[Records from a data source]
========================================
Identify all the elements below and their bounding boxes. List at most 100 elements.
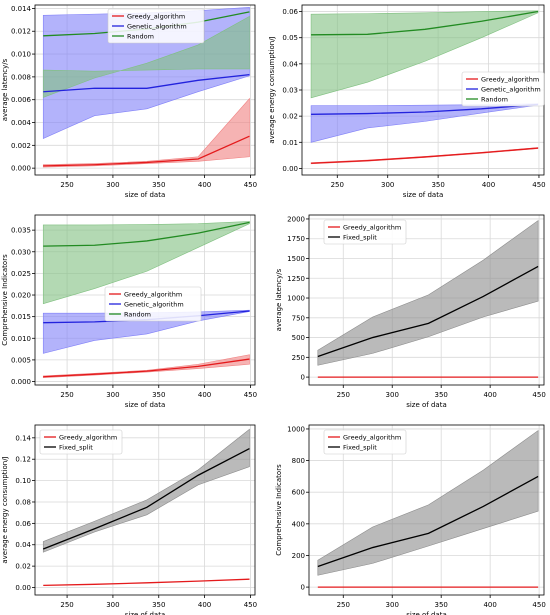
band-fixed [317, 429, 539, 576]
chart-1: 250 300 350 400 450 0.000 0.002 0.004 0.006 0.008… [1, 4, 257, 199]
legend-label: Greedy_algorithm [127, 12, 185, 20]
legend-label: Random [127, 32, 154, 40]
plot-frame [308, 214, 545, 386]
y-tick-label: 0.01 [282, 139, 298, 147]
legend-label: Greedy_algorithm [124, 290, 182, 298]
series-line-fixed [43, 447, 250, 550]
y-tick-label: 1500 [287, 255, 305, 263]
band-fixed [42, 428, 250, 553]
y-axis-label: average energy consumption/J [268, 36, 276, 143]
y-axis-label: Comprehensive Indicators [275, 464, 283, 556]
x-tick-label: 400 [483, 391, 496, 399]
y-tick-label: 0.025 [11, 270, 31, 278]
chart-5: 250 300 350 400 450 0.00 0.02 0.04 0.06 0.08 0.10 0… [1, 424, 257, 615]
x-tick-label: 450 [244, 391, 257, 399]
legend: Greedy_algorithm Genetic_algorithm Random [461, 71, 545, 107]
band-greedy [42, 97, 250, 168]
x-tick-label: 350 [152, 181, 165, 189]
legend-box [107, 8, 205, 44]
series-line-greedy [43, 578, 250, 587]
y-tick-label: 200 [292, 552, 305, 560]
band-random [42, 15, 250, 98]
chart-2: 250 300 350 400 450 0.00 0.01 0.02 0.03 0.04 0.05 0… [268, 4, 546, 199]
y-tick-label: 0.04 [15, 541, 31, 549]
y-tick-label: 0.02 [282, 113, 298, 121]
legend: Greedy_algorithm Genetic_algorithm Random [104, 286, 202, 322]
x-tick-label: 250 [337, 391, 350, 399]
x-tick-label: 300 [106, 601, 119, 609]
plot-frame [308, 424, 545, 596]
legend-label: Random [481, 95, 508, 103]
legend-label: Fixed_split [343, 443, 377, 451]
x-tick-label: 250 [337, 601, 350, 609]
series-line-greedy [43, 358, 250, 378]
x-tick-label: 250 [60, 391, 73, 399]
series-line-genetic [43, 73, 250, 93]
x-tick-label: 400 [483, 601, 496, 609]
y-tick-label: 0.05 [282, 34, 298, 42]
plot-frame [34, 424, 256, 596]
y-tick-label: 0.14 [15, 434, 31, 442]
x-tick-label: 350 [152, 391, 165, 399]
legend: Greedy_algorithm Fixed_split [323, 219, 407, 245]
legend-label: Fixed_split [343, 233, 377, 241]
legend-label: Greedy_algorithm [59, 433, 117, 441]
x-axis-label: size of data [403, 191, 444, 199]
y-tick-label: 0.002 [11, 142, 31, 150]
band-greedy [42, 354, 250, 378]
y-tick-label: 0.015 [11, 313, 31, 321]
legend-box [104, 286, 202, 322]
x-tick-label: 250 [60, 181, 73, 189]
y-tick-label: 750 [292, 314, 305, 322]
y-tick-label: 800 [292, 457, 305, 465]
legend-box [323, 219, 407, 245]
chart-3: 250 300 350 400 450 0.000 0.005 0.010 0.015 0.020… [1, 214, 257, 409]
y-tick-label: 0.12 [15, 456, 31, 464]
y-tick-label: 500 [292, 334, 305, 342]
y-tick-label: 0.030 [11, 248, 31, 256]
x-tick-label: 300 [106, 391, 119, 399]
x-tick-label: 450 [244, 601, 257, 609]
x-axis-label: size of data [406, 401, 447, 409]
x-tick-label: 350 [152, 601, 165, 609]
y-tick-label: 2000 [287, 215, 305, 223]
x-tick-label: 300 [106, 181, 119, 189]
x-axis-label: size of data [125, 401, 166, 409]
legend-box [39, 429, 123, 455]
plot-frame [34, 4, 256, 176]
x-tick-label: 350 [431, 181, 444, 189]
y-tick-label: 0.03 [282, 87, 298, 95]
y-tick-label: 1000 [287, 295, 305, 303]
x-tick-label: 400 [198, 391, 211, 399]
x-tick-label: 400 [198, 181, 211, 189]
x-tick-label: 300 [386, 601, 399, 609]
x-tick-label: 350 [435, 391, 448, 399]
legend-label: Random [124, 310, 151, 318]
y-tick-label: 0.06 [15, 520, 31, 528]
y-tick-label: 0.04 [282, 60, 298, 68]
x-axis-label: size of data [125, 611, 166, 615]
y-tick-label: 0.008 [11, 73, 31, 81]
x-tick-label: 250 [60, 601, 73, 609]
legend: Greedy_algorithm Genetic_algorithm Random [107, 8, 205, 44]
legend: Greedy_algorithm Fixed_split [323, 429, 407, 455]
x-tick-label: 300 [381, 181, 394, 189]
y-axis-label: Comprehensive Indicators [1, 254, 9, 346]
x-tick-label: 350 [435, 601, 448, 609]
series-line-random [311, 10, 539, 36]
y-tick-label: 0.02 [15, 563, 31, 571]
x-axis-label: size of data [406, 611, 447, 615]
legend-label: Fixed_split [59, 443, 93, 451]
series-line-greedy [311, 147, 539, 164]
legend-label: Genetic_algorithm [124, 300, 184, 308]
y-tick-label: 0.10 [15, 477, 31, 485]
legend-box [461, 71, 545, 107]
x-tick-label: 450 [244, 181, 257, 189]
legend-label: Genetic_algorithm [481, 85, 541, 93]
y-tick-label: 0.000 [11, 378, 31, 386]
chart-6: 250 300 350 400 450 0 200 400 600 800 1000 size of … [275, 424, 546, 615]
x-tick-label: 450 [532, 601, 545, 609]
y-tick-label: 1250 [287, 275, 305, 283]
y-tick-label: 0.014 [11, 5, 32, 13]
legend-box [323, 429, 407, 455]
========================================
In all of the rows above, swap "Comprehensive Indicators" for "Composite Indicators" and reproduce the lines with every other part unchanged. Omit the pictures from your answer.

Identify all the elements below and their bounding boxes. List at most 100 elements.
band-fixed [317, 429, 539, 576]
chart-1: 250 300 350 400 450 0.000 0.002 0.004 0.006 0.008… [1, 4, 257, 199]
legend-label: Greedy_algorithm [127, 12, 185, 20]
legend-label: Random [127, 32, 154, 40]
plot-frame [308, 214, 545, 386]
y-tick-label: 0.01 [282, 139, 298, 147]
legend-label: Greedy_algorithm [124, 290, 182, 298]
series-line-fixed [43, 447, 250, 550]
y-tick-label: 1500 [287, 255, 305, 263]
band-fixed [42, 428, 250, 553]
y-axis-label: average energy consumption/J [268, 36, 276, 143]
y-axis-label: Composite Indicators [275, 464, 283, 556]
x-tick-label: 400 [483, 391, 496, 399]
y-tick-label: 0.025 [11, 270, 31, 278]
chart-5: 250 300 350 400 450 0.00 0.02 0.04 0.06 0.08 0.10 0… [1, 424, 257, 615]
x-tick-label: 450 [244, 391, 257, 399]
legend: Greedy_algorithm Genetic_algorithm Random [461, 71, 545, 107]
band-greedy [42, 97, 250, 168]
x-tick-label: 350 [152, 181, 165, 189]
legend-box [107, 8, 205, 44]
series-line-greedy [43, 578, 250, 587]
y-tick-label: 200 [292, 552, 305, 560]
band-random [42, 15, 250, 98]
chart-2: 250 300 350 400 450 0.00 0.01 0.02 0.03 0.04 0.05 0… [268, 4, 546, 199]
y-tick-label: 0.04 [15, 541, 31, 549]
y-tick-label: 0.02 [282, 113, 298, 121]
legend: Greedy_algorithm Genetic_algorithm Random [104, 286, 202, 322]
x-tick-label: 250 [337, 391, 350, 399]
x-tick-label: 300 [106, 601, 119, 609]
plot-frame [308, 424, 545, 596]
legend-label: Random [481, 95, 508, 103]
legend-label: Fixed_split [343, 443, 377, 451]
x-tick-label: 250 [337, 601, 350, 609]
series-line-greedy [43, 358, 250, 378]
x-tick-label: 250 [60, 391, 73, 399]
series-line-genetic [43, 73, 250, 93]
x-tick-label: 400 [483, 601, 496, 609]
y-tick-label: 0.05 [282, 34, 298, 42]
plot-frame [34, 424, 256, 596]
y-tick-label: 0.14 [15, 434, 31, 442]
x-tick-label: 350 [152, 391, 165, 399]
legend: Greedy_algorithm Fixed_split [323, 219, 407, 245]
legend-label: Fixed_split [343, 233, 377, 241]
legend-label: Greedy_algorithm [59, 433, 117, 441]
x-axis-label: size of data [403, 191, 444, 199]
y-tick-label: 0.002 [11, 142, 31, 150]
band-greedy [42, 354, 250, 378]
y-tick-label: 0.015 [11, 313, 31, 321]
legend-box [104, 286, 202, 322]
x-tick-label: 250 [60, 181, 73, 189]
y-tick-label: 750 [292, 314, 305, 322]
y-tick-label: 800 [292, 457, 305, 465]
legend-box [323, 219, 407, 245]
chart-3: 250 300 350 400 450 0.000 0.005 0.010 0.015 0.020… [1, 214, 257, 409]
y-tick-label: 0.12 [15, 456, 31, 464]
y-tick-label: 500 [292, 334, 305, 342]
y-tick-label: 0.030 [11, 248, 31, 256]
x-tick-label: 300 [106, 391, 119, 399]
x-tick-label: 450 [244, 601, 257, 609]
x-axis-label: size of data [406, 401, 447, 409]
x-tick-label: 350 [152, 601, 165, 609]
y-tick-label: 2000 [287, 215, 305, 223]
x-tick-label: 300 [106, 181, 119, 189]
x-axis-label: size of data [125, 401, 166, 409]
legend-box [39, 429, 123, 455]
plot-frame [34, 4, 256, 176]
x-tick-label: 350 [431, 181, 444, 189]
y-tick-label: 0.03 [282, 87, 298, 95]
y-tick-label: 1000 [287, 295, 305, 303]
x-tick-label: 400 [198, 391, 211, 399]
x-tick-label: 400 [198, 181, 211, 189]
x-tick-label: 300 [386, 601, 399, 609]
x-tick-label: 350 [435, 391, 448, 399]
legend-label: Random [124, 310, 151, 318]
y-tick-label: 0.06 [15, 520, 31, 528]
y-tick-label: 0.04 [282, 60, 298, 68]
x-axis-label: size of data [125, 611, 166, 615]
y-tick-label: 0.008 [11, 73, 31, 81]
x-tick-label: 250 [60, 601, 73, 609]
legend: Greedy_algorithm Genetic_algorithm Random [107, 8, 205, 44]
legend: Greedy_algorithm Fixed_split [323, 429, 407, 455]
x-tick-label: 300 [381, 181, 394, 189]
y-axis-label: Composite Indicators [1, 254, 9, 346]
x-tick-label: 350 [435, 601, 448, 609]
series-line-random [311, 10, 539, 36]
y-tick-label: 0.02 [15, 563, 31, 571]
x-axis-label: size of data [406, 611, 447, 615]
legend-label: Fixed_split [59, 443, 93, 451]
series-line-greedy [311, 147, 539, 164]
legend-label: Genetic_algorithm [124, 300, 184, 308]
y-tick-label: 0.10 [15, 477, 31, 485]
legend-box [461, 71, 545, 107]
x-tick-label: 450 [244, 181, 257, 189]
legend-label: Genetic_algorithm [481, 85, 541, 93]
y-tick-label: 0.000 [11, 378, 31, 386]
chart-6: 250 300 350 400 450 0 200 400 600 800 1000 size of … [275, 424, 546, 615]
x-tick-label: 450 [532, 601, 545, 609]
y-tick-label: 1250 [287, 275, 305, 283]
y-tick-label: 0.014 [11, 5, 32, 13]
legend-box [323, 429, 407, 455]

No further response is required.